STATED PROBLEM → Take the data below and repeat it exactly.

Records contained in a dataset →

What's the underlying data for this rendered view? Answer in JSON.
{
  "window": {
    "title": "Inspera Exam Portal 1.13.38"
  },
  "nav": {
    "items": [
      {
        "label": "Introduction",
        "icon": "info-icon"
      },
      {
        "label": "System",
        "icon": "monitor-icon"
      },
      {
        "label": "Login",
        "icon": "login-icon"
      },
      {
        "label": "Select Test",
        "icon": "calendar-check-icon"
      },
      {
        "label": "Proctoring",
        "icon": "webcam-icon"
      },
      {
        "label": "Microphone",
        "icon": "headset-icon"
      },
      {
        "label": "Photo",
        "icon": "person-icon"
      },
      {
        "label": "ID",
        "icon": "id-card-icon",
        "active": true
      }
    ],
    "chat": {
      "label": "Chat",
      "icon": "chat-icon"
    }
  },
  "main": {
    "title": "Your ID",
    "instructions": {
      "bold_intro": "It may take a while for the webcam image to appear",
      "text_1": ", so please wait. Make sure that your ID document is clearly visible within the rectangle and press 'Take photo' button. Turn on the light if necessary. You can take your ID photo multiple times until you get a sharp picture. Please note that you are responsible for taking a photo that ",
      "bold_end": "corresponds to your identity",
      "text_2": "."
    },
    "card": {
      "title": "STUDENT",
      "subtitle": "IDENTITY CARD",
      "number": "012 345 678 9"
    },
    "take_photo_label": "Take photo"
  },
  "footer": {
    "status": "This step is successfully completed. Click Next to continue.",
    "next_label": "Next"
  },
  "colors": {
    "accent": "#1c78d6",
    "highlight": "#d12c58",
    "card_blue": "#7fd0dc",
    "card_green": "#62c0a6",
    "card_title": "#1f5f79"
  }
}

RESULT FOR THIS TASK →
What's the underlying data for this rendered view? Answer in JSON.
{
  "window": {
    "title": "Inspera Exam Portal 1.13.38"
  },
  "nav": {
    "items": [
      {
        "label": "Introduction",
        "icon": "info-icon"
      },
      {
        "label": "System",
        "icon": "monitor-icon"
      },
      {
        "label": "Login",
        "icon": "login-icon"
      },
      {
        "label": "Select Test",
        "icon": "calendar-check-icon"
      },
      {
        "label": "Proctoring",
        "icon": "webcam-icon"
      },
      {
        "label": "Microphone",
        "icon": "headset-icon"
      },
      {
        "label": "Photo",
        "icon": "person-icon"
      },
      {
        "label": "ID",
        "icon": "id-card-icon",
        "active": true
      }
    ],
    "chat": {
      "label": "Chat",
      "icon": "chat-icon"
    }
  },
  "main": {
    "title": "Your ID",
    "instructions": {
      "bold_intro": "It may take a while for the webcam image to appear",
      "text_1": ", so please wait. Make sure that your ID document is clearly visible within the rectangle and press 'Take photo' button. Turn on the light if necessary. You can take your ID photo multiple times until you get a sharp picture. Please note that you are responsible for taking a photo that ",
      "bold_end": "corresponds to your identity",
      "text_2": "."
    },
    "card": {
      "title": "STUDENT",
      "subtitle": "IDENTITY CARD",
      "number": "012 345 678 9"
    },
    "take_photo_label": "Take photo"
  },
  "footer": {
    "status": "This step is successfully completed. Click Next to continue.",
    "next_label": "Next"
  },
  "colors": {
    "accent": "#1c78d6",
    "highlight": "#d12c58",
    "card_blue": "#7fd0dc",
    "card_green": "#62c0a6",
    "card_title": "#1f5f79"
  }
}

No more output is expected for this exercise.